EXERCISE INSTRUCTIONS: Pull every line containing the word "sameBoth" from the records.

[Dataset items]
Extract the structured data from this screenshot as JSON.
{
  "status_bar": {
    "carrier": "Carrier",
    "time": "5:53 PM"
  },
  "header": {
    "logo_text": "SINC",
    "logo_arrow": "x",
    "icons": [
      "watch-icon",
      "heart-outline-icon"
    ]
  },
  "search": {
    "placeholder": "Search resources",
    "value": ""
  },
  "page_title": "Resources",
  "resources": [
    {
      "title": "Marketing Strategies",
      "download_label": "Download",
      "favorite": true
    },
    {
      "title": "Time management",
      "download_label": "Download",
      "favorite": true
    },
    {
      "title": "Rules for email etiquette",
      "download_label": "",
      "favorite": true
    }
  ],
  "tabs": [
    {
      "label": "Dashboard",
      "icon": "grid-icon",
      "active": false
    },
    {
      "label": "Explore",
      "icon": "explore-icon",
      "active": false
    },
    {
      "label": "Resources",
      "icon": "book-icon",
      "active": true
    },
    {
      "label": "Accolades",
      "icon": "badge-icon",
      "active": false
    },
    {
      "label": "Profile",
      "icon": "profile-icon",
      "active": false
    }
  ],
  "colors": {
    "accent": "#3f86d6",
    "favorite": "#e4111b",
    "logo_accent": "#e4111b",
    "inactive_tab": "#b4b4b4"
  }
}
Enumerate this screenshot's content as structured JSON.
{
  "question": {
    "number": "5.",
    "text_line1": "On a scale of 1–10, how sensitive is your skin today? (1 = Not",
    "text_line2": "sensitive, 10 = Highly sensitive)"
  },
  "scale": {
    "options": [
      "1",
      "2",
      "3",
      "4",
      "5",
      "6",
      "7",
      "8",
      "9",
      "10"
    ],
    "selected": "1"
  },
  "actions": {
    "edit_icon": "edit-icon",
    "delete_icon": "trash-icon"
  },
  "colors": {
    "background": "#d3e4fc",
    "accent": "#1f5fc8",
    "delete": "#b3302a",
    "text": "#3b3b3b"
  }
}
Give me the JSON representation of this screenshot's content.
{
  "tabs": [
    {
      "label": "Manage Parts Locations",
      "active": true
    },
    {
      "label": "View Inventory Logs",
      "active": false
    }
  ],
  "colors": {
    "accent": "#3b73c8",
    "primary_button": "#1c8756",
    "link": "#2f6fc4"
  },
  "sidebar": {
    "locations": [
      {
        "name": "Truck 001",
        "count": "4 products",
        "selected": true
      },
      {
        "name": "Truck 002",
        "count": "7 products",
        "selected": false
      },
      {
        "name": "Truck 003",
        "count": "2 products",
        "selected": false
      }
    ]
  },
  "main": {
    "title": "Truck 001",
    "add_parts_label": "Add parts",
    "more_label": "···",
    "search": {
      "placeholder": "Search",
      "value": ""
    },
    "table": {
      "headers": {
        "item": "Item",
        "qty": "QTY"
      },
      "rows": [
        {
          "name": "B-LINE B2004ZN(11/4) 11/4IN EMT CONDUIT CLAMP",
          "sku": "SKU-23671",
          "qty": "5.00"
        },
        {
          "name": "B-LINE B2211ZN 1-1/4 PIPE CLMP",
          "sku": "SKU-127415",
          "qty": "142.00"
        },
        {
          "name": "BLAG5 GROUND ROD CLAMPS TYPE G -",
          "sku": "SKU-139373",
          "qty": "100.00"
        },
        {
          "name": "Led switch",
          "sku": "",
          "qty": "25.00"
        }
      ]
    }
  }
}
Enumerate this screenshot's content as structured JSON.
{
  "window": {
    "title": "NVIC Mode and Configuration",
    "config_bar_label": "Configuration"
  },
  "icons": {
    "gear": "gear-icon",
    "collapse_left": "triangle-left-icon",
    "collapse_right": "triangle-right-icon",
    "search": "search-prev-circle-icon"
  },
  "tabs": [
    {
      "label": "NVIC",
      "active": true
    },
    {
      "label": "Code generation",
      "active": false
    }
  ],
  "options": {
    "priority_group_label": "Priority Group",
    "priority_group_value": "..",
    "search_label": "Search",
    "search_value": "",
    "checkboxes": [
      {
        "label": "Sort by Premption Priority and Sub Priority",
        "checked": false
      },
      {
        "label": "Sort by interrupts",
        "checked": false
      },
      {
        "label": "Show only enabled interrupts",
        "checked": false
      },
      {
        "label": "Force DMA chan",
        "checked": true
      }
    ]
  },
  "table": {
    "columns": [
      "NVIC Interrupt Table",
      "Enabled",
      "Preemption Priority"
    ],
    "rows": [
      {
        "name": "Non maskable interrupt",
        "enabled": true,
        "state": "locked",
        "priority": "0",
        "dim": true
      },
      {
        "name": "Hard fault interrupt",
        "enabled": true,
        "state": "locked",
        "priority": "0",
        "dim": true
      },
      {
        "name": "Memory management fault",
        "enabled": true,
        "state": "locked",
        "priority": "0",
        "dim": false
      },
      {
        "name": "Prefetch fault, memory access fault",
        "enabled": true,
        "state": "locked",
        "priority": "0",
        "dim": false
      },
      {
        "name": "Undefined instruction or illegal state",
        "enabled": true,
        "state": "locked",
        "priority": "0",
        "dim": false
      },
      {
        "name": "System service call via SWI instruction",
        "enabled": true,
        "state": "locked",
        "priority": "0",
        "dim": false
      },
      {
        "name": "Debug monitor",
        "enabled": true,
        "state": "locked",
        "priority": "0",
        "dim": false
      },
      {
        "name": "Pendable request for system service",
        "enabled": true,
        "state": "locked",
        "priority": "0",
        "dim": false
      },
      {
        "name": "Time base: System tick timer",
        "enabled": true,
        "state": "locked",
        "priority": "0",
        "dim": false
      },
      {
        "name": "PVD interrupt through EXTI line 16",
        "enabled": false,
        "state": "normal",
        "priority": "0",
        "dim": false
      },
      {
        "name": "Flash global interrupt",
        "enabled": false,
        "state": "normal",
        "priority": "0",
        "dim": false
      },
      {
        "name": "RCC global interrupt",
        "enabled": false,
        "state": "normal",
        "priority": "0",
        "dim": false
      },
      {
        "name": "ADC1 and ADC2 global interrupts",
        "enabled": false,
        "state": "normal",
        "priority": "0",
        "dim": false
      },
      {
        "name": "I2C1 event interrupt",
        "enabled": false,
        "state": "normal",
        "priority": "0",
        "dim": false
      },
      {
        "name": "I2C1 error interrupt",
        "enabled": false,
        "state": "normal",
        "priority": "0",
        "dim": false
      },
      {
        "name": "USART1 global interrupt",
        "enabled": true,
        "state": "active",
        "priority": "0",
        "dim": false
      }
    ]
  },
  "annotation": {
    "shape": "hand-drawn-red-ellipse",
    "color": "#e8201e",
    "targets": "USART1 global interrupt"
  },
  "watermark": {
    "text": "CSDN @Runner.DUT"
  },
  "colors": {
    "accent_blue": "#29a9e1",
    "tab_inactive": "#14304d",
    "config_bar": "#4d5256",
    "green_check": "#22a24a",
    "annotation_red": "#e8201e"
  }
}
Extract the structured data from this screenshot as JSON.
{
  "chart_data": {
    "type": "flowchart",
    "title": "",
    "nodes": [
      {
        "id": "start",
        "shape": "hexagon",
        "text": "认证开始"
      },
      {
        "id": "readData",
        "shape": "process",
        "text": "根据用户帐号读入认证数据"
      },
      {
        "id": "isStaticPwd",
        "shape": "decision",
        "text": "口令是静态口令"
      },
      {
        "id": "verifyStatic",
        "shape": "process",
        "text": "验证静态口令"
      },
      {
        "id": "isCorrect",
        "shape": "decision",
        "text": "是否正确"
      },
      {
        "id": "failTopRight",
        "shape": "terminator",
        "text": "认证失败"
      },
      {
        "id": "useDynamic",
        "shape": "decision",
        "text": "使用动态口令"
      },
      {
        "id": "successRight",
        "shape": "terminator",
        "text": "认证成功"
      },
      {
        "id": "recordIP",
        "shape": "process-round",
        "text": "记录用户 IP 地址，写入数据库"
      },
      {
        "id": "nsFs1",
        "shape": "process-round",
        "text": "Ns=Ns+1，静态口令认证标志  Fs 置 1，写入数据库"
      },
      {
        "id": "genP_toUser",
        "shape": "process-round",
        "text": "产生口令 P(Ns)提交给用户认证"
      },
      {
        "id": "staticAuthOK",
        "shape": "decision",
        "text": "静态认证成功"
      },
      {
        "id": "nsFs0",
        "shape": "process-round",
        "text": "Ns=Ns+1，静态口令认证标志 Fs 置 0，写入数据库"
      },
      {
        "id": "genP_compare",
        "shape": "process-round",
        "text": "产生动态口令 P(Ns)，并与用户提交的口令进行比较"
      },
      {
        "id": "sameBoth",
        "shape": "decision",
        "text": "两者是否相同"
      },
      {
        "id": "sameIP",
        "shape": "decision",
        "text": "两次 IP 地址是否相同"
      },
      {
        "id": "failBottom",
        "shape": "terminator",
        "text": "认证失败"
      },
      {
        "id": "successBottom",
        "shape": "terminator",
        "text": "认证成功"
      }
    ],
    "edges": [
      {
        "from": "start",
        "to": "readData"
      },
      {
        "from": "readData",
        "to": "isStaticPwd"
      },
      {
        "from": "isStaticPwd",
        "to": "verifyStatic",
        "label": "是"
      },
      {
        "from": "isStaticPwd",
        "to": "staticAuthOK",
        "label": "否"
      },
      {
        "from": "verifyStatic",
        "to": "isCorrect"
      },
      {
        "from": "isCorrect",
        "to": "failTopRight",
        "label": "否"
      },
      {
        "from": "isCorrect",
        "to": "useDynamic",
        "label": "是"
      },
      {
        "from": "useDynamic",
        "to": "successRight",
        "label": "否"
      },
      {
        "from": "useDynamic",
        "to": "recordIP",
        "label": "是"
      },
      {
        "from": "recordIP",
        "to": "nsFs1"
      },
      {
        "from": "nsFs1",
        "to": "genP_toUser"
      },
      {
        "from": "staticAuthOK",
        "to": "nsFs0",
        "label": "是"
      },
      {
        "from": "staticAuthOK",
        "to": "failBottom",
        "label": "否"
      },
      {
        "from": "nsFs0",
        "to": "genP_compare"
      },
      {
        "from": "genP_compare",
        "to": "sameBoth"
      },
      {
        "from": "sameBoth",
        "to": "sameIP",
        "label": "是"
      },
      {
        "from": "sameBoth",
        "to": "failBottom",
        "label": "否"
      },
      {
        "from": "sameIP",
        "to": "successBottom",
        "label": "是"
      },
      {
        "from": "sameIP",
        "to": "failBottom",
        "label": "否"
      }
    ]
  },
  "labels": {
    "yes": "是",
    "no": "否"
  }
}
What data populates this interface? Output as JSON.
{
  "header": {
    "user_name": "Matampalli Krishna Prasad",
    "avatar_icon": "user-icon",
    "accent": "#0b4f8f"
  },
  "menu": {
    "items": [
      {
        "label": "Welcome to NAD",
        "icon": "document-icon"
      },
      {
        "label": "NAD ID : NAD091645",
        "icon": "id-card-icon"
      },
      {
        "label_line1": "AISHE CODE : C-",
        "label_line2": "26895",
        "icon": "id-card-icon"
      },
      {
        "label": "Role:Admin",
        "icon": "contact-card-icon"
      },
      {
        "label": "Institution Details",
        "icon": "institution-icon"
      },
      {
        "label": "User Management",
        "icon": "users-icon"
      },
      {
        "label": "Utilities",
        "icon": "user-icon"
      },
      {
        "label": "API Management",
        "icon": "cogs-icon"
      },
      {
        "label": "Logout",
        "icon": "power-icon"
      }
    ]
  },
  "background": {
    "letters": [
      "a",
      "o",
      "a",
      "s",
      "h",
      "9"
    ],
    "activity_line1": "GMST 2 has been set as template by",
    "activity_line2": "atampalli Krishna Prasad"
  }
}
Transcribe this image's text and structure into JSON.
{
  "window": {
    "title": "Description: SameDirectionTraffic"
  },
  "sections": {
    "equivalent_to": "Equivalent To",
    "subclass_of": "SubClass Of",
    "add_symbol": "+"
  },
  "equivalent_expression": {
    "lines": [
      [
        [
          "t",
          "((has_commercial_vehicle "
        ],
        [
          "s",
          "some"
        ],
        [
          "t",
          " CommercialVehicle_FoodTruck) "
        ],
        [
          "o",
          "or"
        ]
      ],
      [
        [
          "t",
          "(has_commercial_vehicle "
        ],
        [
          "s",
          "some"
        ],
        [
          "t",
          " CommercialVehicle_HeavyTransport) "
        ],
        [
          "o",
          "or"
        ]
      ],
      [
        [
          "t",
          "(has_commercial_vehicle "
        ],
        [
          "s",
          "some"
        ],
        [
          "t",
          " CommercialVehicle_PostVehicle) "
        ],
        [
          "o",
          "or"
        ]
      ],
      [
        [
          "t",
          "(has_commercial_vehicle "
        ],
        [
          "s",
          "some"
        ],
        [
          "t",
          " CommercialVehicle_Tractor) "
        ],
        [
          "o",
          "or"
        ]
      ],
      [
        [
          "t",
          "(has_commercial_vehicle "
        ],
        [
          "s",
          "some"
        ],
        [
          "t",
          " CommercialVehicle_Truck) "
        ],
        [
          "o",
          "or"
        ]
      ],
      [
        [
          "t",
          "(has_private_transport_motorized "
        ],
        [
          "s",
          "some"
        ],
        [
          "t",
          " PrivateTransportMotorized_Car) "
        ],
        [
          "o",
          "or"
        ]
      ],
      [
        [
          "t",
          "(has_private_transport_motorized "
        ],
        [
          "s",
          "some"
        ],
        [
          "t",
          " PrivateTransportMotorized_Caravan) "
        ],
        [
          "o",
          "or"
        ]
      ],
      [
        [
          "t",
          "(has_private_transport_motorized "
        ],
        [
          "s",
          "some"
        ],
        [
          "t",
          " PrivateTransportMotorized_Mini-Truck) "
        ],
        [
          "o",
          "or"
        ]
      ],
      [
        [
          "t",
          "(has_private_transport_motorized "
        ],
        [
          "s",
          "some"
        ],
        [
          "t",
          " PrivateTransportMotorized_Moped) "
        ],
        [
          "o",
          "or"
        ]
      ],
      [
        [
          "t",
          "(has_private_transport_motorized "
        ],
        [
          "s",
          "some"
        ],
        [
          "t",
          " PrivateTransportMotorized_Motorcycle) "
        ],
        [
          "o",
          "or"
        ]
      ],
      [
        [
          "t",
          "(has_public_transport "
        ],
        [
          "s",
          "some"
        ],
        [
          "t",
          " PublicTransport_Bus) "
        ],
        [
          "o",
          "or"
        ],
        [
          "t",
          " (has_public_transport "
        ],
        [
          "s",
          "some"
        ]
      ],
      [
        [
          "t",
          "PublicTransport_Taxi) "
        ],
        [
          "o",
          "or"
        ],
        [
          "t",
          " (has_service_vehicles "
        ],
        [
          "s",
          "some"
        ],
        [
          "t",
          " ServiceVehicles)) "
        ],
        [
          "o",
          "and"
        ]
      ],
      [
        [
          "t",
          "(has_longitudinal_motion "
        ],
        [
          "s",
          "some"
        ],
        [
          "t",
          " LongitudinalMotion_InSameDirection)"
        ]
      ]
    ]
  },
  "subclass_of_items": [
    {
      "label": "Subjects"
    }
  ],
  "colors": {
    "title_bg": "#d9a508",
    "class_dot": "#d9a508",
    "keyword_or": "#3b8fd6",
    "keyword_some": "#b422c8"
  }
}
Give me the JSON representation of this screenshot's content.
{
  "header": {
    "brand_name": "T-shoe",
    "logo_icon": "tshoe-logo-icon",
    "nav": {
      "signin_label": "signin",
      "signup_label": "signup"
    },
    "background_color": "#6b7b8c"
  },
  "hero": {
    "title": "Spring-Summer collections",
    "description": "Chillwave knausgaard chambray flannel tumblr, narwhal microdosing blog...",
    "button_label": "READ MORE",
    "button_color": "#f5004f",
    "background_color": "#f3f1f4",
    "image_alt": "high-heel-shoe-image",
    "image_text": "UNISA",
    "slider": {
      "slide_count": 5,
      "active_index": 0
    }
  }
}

CORRECT OUTPUT:
        "id": "sameBoth",
        "to": "sameBoth"
        "from": "sameBoth",
        "from": "sameBoth",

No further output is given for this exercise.